● Collection entries
┌────────
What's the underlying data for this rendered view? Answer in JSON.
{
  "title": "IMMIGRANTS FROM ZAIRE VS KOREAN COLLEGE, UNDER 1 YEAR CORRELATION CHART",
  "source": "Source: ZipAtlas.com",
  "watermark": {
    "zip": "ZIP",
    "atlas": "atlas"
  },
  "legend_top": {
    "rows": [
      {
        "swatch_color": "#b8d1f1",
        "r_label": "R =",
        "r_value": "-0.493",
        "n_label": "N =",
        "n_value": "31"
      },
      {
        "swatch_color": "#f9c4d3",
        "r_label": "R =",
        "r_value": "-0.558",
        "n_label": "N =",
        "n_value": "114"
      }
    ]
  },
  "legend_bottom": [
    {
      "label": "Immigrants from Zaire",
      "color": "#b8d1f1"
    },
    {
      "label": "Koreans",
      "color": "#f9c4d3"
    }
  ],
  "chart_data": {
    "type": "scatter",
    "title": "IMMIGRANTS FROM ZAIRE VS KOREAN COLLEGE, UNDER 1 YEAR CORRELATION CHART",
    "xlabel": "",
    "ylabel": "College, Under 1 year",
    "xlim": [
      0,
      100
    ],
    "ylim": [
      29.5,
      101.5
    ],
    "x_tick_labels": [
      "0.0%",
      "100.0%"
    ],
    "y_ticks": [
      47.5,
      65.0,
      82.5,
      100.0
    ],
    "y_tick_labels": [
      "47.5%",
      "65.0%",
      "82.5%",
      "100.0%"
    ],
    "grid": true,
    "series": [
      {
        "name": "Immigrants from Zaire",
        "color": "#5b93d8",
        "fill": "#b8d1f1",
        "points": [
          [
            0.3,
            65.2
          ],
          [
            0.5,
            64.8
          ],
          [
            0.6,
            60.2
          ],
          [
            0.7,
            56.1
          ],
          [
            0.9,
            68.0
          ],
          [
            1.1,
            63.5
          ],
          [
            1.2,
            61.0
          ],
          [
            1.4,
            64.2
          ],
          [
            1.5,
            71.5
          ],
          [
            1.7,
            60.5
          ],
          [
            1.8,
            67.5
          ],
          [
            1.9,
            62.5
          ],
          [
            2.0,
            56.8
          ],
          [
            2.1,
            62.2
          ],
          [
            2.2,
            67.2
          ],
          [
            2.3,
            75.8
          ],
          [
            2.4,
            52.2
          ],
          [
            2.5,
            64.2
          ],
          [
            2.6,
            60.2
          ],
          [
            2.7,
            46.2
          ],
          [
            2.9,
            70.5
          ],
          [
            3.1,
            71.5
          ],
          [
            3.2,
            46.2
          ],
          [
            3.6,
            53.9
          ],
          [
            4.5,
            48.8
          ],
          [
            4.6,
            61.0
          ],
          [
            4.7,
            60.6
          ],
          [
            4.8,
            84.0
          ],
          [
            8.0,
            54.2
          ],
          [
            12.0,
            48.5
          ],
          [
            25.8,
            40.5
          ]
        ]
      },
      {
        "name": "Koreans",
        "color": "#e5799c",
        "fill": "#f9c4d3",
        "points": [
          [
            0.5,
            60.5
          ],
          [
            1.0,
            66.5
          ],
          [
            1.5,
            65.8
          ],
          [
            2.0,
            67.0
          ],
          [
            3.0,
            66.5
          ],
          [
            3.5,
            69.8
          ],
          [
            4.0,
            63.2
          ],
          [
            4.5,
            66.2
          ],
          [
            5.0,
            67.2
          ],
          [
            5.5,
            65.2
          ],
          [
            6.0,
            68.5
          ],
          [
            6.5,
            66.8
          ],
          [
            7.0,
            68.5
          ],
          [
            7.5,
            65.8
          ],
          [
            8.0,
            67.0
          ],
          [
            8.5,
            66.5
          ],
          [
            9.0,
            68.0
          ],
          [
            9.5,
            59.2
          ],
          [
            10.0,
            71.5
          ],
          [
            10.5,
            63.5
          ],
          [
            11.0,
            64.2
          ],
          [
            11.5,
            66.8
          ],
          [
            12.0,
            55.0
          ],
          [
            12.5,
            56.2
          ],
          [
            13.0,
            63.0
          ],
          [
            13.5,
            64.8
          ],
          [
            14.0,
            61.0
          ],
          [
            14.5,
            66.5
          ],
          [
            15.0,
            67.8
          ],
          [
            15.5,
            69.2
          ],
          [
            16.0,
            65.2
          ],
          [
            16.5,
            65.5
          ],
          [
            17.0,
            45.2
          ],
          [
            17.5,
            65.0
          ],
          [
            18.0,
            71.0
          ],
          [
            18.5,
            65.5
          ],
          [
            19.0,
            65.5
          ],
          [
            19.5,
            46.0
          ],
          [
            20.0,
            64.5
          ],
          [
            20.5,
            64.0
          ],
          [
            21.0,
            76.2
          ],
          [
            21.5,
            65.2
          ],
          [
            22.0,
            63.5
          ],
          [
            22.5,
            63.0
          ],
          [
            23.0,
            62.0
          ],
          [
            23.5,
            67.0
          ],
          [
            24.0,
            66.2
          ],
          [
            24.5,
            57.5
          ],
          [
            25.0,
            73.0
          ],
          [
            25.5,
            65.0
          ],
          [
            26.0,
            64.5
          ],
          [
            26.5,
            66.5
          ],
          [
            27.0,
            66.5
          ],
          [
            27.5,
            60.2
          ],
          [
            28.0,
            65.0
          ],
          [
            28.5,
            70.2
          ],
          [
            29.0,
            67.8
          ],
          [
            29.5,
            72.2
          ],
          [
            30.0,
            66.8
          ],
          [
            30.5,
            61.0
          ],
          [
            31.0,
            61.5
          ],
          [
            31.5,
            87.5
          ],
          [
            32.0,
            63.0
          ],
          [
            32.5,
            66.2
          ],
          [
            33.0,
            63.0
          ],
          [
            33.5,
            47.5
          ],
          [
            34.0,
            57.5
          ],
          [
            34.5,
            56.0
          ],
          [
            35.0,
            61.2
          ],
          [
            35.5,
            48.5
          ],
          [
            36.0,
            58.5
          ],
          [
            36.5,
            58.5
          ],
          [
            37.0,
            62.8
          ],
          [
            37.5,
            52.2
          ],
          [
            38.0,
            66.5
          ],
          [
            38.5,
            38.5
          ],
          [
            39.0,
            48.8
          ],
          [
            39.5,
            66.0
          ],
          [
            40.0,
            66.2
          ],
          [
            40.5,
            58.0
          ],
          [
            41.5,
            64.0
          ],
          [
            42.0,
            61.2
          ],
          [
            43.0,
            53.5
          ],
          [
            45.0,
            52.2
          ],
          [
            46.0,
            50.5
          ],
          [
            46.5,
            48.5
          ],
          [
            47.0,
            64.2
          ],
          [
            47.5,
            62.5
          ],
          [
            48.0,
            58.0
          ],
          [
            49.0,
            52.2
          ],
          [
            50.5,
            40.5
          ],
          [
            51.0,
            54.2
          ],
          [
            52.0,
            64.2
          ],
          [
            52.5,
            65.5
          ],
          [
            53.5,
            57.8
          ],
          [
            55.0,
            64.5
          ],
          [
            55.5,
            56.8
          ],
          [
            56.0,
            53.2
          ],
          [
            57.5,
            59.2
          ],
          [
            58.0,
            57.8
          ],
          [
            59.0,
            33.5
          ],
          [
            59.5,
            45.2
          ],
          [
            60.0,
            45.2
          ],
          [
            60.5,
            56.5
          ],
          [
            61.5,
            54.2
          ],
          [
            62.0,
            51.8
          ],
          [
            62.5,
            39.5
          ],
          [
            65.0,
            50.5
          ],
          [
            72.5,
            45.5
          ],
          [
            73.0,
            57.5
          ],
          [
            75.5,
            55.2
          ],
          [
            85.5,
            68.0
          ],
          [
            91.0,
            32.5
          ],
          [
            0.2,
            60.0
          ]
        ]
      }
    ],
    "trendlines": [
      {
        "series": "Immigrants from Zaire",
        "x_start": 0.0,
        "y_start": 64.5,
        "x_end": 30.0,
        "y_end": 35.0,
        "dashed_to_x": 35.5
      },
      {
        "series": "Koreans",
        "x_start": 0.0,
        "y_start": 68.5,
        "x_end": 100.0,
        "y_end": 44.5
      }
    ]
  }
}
└────────
● WRITTEN TASK
Give only the number of lines in the material above where the string "name" appears.

● ANSWER TO THE TASK
2